— Task —
Write out each line beneath this one exactly as it reads.

* Begin Extracted material *

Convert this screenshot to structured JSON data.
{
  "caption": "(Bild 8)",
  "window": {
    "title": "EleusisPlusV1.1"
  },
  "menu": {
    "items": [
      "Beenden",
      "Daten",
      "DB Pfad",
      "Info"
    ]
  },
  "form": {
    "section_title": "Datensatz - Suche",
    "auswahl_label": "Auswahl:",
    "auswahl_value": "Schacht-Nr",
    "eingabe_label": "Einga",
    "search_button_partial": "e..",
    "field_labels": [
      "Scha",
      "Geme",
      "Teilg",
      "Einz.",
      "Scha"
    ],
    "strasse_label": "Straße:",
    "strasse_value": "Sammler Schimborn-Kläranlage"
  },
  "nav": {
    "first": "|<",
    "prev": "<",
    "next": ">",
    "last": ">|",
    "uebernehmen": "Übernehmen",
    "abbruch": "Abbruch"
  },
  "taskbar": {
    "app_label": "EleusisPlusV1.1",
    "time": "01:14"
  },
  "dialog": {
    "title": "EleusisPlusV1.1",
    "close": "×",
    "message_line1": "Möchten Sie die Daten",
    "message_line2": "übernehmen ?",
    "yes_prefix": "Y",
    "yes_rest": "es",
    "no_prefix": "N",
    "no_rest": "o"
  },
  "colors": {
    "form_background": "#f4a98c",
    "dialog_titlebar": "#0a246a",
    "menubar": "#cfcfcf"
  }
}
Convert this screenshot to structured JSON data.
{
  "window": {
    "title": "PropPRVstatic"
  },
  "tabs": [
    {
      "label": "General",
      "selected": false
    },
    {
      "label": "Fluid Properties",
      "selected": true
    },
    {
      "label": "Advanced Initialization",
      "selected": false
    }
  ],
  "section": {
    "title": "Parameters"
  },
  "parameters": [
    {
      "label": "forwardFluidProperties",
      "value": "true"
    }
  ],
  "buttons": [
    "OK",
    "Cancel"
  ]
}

* End Extracted material *

— Final result —
Convert this screenshot to structured JSON data.
{
  "caption": "(Bild 8)",
  "window": {
    "title": "EleusisPlusV1.1"
  },
  "menu": {
    "items": [
      "Beenden",
      "Daten",
      "DB Pfad",
      "Info"
    ]
  },
  "form": {
    "section_title": "Datensatz - Suche",
    "auswahl_label": "Auswahl:",
    "auswahl_value": "Schacht-Nr",
    "eingabe_label": "Einga",
    "search_button_partial": "e..",
    "field_labels": [
      "Scha",
      "Geme",
      "Teilg",
      "Einz.",
      "Scha"
    ],
    "strasse_label": "Straße:",
    "strasse_value": "Sammler Schimborn-Kläranlage"
  },
  "nav": {
    "first": "|<",
    "prev": "<",
    "next": ">",
    "last": ">|",
    "uebernehmen": "Übernehmen",
    "abbruch": "Abbruch"
  },
  "taskbar": {
    "app_label": "EleusisPlusV1.1",
    "time": "01:14"
  },
  "dialog": {
    "title": "EleusisPlusV1.1",
    "close": "×",
    "message_line1": "Möchten Sie die Daten",
    "message_line2": "übernehmen ?",
    "yes_prefix": "Y",
    "yes_rest": "es",
    "no_prefix": "N",
    "no_rest": "o"
  },
  "colors": {
    "form_background": "#f4a98c",
    "dialog_titlebar": "#0a246a",
    "menubar": "#cfcfcf"
  }
}
Convert this screenshot to structured JSON data.
{
  "window": {
    "title": "PropPRVstatic"
  },
  "tabs": [
    {
      "label": "General",
      "selected": false
    },
    {
      "label": "Fluid Properties",
      "selected": true
    },
    {
      "label": "Advanced Initialization",
      "selected": false
    }
  ],
  "section": {
    "title": "Parameters"
  },
  "parameters": [
    {
      "label": "forwardFluidProperties",
      "value": "true"
    }
  ],
  "buttons": [
    "OK",
    "Cancel"
  ]
}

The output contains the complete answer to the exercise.